*Task statement*: Would you return all of this data exactly, leaving nothing out?

*Input data*:
=====

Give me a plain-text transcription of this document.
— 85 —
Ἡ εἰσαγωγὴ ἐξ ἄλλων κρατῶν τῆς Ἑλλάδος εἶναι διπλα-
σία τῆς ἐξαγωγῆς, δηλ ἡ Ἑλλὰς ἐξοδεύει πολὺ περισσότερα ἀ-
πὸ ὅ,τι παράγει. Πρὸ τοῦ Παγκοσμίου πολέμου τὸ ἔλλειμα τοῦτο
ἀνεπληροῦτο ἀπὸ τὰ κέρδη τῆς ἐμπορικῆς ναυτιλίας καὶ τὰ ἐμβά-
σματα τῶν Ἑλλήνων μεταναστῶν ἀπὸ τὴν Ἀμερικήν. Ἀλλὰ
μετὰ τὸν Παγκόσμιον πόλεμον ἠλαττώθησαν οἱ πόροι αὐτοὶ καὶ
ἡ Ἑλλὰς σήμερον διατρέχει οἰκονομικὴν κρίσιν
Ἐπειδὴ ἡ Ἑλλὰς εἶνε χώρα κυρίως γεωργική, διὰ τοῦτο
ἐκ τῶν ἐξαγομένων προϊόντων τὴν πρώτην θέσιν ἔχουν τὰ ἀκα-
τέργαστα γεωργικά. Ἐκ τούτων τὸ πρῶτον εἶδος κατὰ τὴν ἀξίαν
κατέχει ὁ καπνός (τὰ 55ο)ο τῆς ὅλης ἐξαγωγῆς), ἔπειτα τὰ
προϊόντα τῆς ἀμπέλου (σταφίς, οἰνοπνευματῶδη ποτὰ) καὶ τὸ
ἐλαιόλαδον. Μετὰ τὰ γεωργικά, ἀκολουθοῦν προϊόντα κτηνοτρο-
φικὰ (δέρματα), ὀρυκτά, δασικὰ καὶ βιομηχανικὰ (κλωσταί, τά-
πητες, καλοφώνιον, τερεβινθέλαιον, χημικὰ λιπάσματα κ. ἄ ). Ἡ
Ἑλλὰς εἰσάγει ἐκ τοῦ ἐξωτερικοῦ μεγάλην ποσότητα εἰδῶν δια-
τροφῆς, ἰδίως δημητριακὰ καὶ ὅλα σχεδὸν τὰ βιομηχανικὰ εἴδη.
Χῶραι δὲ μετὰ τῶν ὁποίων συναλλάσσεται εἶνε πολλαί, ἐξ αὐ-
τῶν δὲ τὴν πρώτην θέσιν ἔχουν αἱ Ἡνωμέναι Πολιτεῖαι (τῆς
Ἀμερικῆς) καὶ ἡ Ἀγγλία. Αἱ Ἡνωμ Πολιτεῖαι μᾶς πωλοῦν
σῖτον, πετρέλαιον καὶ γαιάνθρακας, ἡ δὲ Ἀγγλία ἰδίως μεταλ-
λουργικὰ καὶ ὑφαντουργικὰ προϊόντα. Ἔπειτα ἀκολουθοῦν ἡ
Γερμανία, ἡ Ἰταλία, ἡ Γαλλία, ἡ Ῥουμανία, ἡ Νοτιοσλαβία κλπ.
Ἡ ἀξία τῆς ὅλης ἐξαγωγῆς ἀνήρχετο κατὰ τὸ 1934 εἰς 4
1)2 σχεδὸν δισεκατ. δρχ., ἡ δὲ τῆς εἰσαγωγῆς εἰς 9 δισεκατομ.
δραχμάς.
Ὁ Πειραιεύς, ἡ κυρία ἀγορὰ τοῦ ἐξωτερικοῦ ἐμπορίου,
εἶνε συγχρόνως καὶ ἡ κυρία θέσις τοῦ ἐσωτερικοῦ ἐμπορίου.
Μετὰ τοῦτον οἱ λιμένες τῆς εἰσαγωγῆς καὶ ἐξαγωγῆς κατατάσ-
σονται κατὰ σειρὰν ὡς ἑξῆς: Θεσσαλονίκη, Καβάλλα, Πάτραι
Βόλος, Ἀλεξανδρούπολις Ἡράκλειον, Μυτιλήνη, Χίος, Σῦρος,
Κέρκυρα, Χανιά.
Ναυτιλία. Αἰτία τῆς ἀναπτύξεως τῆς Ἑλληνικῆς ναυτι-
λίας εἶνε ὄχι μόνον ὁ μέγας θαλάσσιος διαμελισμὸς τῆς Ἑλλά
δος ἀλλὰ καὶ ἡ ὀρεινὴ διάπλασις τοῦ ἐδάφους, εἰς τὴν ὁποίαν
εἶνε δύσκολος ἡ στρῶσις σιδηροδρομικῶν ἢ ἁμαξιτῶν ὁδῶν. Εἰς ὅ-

=====

*The completed task*:
Give me a plain-text transcription of this document.
— 85 —
Ἡ εἰσαγωγὴ ἐξ ἄλλων κρατῶν τῆς Ἑλλάδος εἶναι διπλα-
σία τῆς ἐξαγωγῆς, δηλ ἡ Ἑλλὰς ἐξοδεύει πολὺ περισσότερα ἀ-
πὸ ὅ,τι παράγει. Πρὸ τοῦ Παγκοσμίου πολέμου τὸ ἔλλειμα τοῦτο
ἀνεπληροῦτο ἀπὸ τὰ κέρδη τῆς ἐμπορικῆς ναυτιλίας καὶ τὰ ἐμβά-
σματα τῶν Ἑλλήνων μεταναστῶν ἀπὸ τὴν Ἀμερικήν. Ἀλλὰ
μετὰ τὸν Παγκόσμιον πόλεμον ἠλαττώθησαν οἱ πόροι αὐτοὶ καὶ
ἡ Ἑλλὰς σήμερον διατρέχει οἰκονομικὴν κρίσιν
Ἐπειδὴ ἡ Ἑλλὰς εἶνε χώρα κυρίως γεωργική, διὰ τοῦτο
ἐκ τῶν ἐξαγομένων προϊόντων τὴν πρώτην θέσιν ἔχουν τὰ ἀκα-
τέργαστα γεωργικά. Ἐκ τούτων τὸ πρῶτον εἶδος κατὰ τὴν ἀξίαν
κατέχει ὁ καπνός (τὰ 55ο)ο τῆς ὅλης ἐξαγωγῆς), ἔπειτα τὰ
προϊόντα τῆς ἀμπέλου (σταφίς, οἰνοπνευματῶδη ποτὰ) καὶ τὸ
ἐλαιόλαδον. Μετὰ τὰ γεωργικά, ἀκολουθοῦν προϊόντα κτηνοτρο-
φικὰ (δέρματα), ὀρυκτά, δασικὰ καὶ βιομηχανικὰ (κλωσταί, τά-
πητες, καλοφώνιον, τερεβινθέλαιον, χημικὰ λιπάσματα κ. ἄ ). Ἡ
Ἑλλὰς εἰσάγει ἐκ τοῦ ἐξωτερικοῦ μεγάλην ποσότητα εἰδῶν δια-
τροφῆς, ἰδίως δημητριακὰ καὶ ὅλα σχεδὸν τὰ βιομηχανικὰ εἴδη.
Χῶραι δὲ μετὰ τῶν ὁποίων συναλλάσσεται εἶνε πολλαί, ἐξ αὐ-
τῶν δὲ τὴν πρώτην θέσιν ἔχουν αἱ Ἡνωμέναι Πολιτεῖαι (τῆς
Ἀμερικῆς) καὶ ἡ Ἀγγλία. Αἱ Ἡνωμ Πολιτεῖαι μᾶς πωλοῦν
σῖτον, πετρέλαιον καὶ γαιάνθρακας, ἡ δὲ Ἀγγλία ἰδίως μεταλ-
λουργικὰ καὶ ὑφαντουργικὰ προϊόντα. Ἔπειτα ἀκολουθοῦν ἡ
Γερμανία, ἡ Ἰταλία, ἡ Γαλλία, ἡ Ῥουμανία, ἡ Νοτιοσλαβία κλπ.
Ἡ ἀξία τῆς ὅλης ἐξαγωγῆς ἀνήρχετο κατὰ τὸ 1934 εἰς 4
1)2 σχεδὸν δισεκατ. δρχ., ἡ δὲ τῆς εἰσαγωγῆς εἰς 9 δισεκατομ.
δραχμάς.
Ὁ Πειραιεύς, ἡ κυρία ἀγορὰ τοῦ ἐξωτερικοῦ ἐμπορίου,
εἶνε συγχρόνως καὶ ἡ κυρία θέσις τοῦ ἐσωτερικοῦ ἐμπορίου.
Μετὰ τοῦτον οἱ λιμένες τῆς εἰσαγωγῆς καὶ ἐξαγωγῆς κατατάσ-
σονται κατὰ σειρὰν ὡς ἑξῆς: Θεσσαλονίκη, Καβάλλα, Πάτραι
Βόλος, Ἀλεξανδρούπολις Ἡράκλειον, Μυτιλήνη, Χίος, Σῦρος,
Κέρκυρα, Χανιά.
Ναυτιλία. Αἰτία τῆς ἀναπτύξεως τῆς Ἑλληνικῆς ναυτι-
λίας εἶνε ὄχι μόνον ὁ μέγας θαλάσσιος διαμελισμὸς τῆς Ἑλλά
δος ἀλλὰ καὶ ἡ ὀρεινὴ διάπλασις τοῦ ἐδάφους, εἰς τὴν ὁποίαν
εἶνε δύσκολος ἡ στρῶσις σιδηροδρομικῶν ἢ ἁμαξιτῶν ὁδῶν. Εἰς ὅ-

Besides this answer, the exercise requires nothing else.